>> Begin
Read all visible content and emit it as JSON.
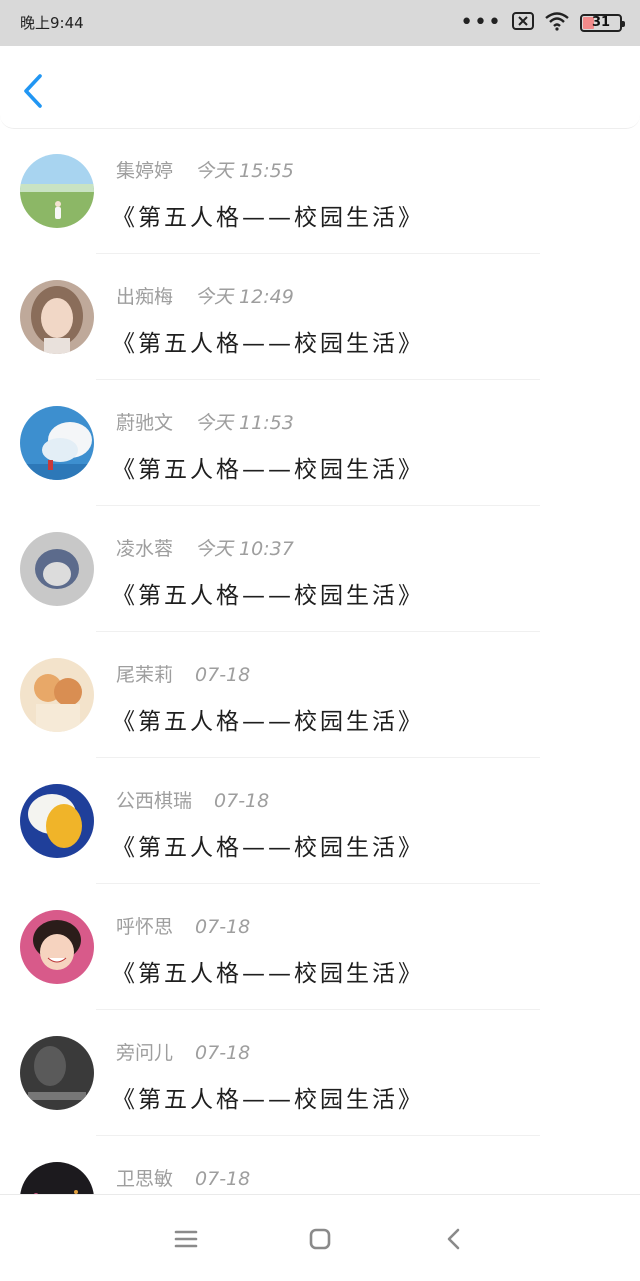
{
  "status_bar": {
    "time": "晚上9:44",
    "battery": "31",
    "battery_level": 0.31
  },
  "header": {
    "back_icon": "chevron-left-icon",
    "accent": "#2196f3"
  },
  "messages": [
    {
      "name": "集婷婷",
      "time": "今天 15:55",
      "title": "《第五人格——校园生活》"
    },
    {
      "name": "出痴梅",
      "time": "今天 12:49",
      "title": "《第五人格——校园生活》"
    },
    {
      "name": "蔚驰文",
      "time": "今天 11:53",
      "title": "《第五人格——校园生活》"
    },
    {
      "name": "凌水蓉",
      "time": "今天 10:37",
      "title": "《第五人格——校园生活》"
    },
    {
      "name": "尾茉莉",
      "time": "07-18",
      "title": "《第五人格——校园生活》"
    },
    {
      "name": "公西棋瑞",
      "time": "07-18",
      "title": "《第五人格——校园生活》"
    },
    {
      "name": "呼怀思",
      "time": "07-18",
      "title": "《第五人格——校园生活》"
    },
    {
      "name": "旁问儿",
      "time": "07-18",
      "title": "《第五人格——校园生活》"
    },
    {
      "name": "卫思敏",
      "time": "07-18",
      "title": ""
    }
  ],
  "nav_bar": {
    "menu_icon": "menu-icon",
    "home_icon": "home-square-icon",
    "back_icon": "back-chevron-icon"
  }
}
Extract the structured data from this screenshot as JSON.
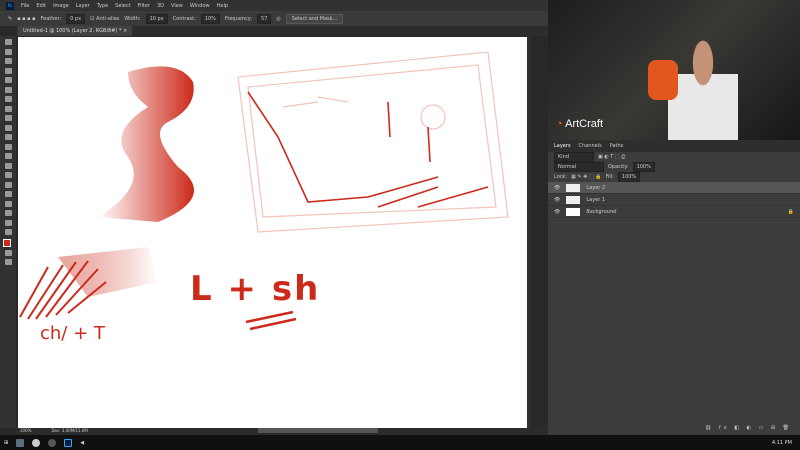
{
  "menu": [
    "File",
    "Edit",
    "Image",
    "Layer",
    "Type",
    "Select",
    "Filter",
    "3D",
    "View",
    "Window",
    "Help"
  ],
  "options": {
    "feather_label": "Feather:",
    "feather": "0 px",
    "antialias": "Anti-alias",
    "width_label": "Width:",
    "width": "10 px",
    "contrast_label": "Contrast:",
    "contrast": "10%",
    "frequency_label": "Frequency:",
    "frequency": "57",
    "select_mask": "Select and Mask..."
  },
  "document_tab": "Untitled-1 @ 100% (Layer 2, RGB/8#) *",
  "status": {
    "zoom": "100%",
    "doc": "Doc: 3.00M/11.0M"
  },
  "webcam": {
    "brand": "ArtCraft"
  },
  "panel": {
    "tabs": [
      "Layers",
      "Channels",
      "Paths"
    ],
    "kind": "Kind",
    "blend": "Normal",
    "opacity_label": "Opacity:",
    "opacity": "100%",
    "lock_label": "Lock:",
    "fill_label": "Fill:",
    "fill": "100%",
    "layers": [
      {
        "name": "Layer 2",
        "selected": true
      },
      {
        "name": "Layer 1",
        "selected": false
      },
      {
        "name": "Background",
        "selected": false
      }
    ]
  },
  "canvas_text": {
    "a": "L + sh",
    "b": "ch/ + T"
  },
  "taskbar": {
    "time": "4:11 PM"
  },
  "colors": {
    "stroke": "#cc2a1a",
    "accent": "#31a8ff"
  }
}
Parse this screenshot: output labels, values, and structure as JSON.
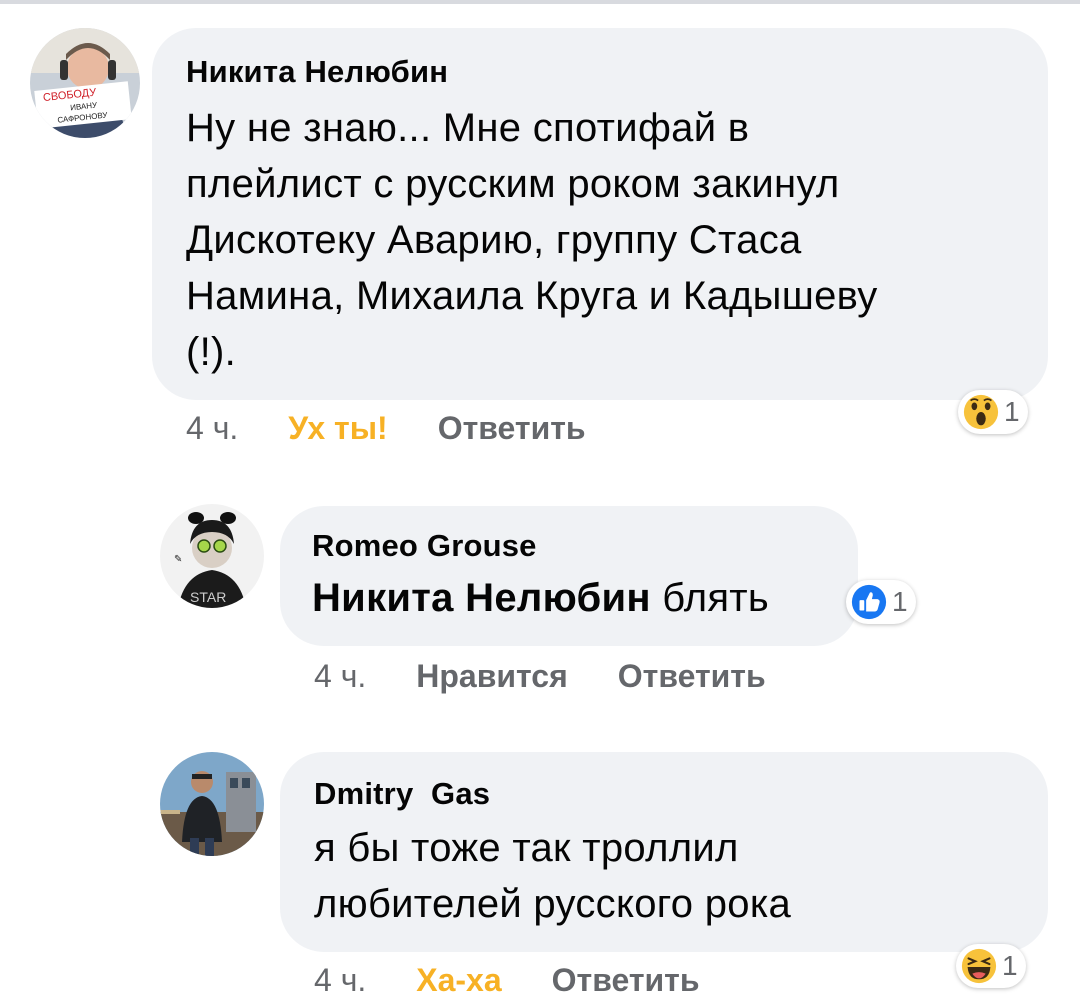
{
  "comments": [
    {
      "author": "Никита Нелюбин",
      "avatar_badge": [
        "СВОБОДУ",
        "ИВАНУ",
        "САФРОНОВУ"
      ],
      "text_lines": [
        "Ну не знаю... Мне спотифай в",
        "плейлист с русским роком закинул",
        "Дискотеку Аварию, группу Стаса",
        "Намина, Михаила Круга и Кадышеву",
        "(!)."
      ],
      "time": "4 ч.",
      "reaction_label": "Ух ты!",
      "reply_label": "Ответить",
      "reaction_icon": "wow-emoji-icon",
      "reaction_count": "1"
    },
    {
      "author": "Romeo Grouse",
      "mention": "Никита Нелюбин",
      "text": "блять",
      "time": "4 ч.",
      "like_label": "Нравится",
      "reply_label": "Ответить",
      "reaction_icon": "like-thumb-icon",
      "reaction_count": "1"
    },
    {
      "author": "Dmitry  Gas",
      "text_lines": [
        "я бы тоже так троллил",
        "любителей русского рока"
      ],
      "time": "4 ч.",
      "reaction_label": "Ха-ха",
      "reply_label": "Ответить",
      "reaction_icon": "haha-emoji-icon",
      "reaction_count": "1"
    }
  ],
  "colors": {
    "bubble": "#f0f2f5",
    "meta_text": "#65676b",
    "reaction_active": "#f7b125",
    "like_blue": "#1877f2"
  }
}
>> End
YOUR INSTRUCTIONS> Return each line of the data, keeping its wording exact and omitting pictures.

SOLUTION TO THE PROBLEM>
Read all visible content and emit it as JSON.
{
  "status_bar": {
    "time": "晚上9:44",
    "battery": "31",
    "battery_level": 0.31
  },
  "header": {
    "back_icon": "chevron-left-icon",
    "accent": "#2196f3"
  },
  "messages": [
    {
      "name": "集婷婷",
      "time": "今天 15:55",
      "title": "《第五人格——校园生活》"
    },
    {
      "name": "出痴梅",
      "time": "今天 12:49",
      "title": "《第五人格——校园生活》"
    },
    {
      "name": "蔚驰文",
      "time": "今天 11:53",
      "title": "《第五人格——校园生活》"
    },
    {
      "name": "凌水蓉",
      "time": "今天 10:37",
      "title": "《第五人格——校园生活》"
    },
    {
      "name": "尾茉莉",
      "time": "07-18",
      "title": "《第五人格——校园生活》"
    },
    {
      "name": "公西棋瑞",
      "time": "07-18",
      "title": "《第五人格——校园生活》"
    },
    {
      "name": "呼怀思",
      "time": "07-18",
      "title": "《第五人格——校园生活》"
    },
    {
      "name": "旁问儿",
      "time": "07-18",
      "title": "《第五人格——校园生活》"
    },
    {
      "name": "卫思敏",
      "time": "07-18",
      "title": ""
    }
  ],
  "nav_bar": {
    "menu_icon": "menu-icon",
    "home_icon": "home-square-icon",
    "back_icon": "back-chevron-icon"
  }
}
Extract the structured data from this screenshot as JSON.
{
  "menu": [
    "File",
    "Edit",
    "Image",
    "Layer",
    "Type",
    "Select",
    "Filter",
    "3D",
    "View",
    "Window",
    "Help"
  ],
  "options": {
    "feather_label": "Feather:",
    "feather": "0 px",
    "antialias": "Anti-alias",
    "width_label": "Width:",
    "width": "10 px",
    "contrast_label": "Contrast:",
    "contrast": "10%",
    "frequency_label": "Frequency:",
    "frequency": "57",
    "select_mask": "Select and Mask..."
  },
  "document_tab": "Untitled-1 @ 100% (Layer 2, RGB/8#) *",
  "status": {
    "zoom": "100%",
    "doc": "Doc: 3.00M/11.0M"
  },
  "webcam": {
    "brand": "ArtCraft"
  },
  "panel": {
    "tabs": [
      "Layers",
      "Channels",
      "Paths"
    ],
    "kind": "Kind",
    "blend": "Normal",
    "opacity_label": "Opacity:",
    "opacity": "100%",
    "lock_label": "Lock:",
    "fill_label": "Fill:",
    "fill": "100%",
    "layers": [
      {
        "name": "Layer 2",
        "selected": true
      },
      {
        "name": "Layer 1",
        "selected": false
      },
      {
        "name": "Background",
        "selected": false
      }
    ]
  },
  "canvas_text": {
    "a": "L + sh",
    "b": "ch/ + T"
  },
  "taskbar": {
    "time": "4:11 PM"
  },
  "colors": {
    "stroke": "#cc2a1a",
    "accent": "#31a8ff"
  }
}
Parse this screenshot: output labels, values, and structure as JSON.
{
  "comments": [
    {
      "author": "Никита Нелюбин",
      "avatar_badge": [
        "СВОБОДУ",
        "ИВАНУ",
        "САФРОНОВУ"
      ],
      "text_lines": [
        "Ну не знаю... Мне спотифай в",
        "плейлист с русским роком закинул",
        "Дискотеку Аварию, группу Стаса",
        "Намина, Михаила Круга и Кадышеву",
        "(!)."
      ],
      "time": "4 ч.",
      "reaction_label": "Ух ты!",
      "reply_label": "Ответить",
      "reaction_icon": "wow-emoji-icon",
      "reaction_count": "1"
    },
    {
      "author": "Romeo Grouse",
      "mention": "Никита Нелюбин",
      "text": "блять",
      "time": "4 ч.",
      "like_label": "Нравится",
      "reply_label": "Ответить",
      "reaction_icon": "like-thumb-icon",
      "reaction_count": "1"
    },
    {
      "author": "Dmitry  Gas",
      "text_lines": [
        "я бы тоже так троллил",
        "любителей русского рока"
      ],
      "time": "4 ч.",
      "reaction_label": "Ха-ха",
      "reply_label": "Ответить",
      "reaction_icon": "haha-emoji-icon",
      "reaction_count": "1"
    }
  ],
  "colors": {
    "bubble": "#f0f2f5",
    "meta_text": "#65676b",
    "reaction_active": "#f7b125",
    "like_blue": "#1877f2"
  }
}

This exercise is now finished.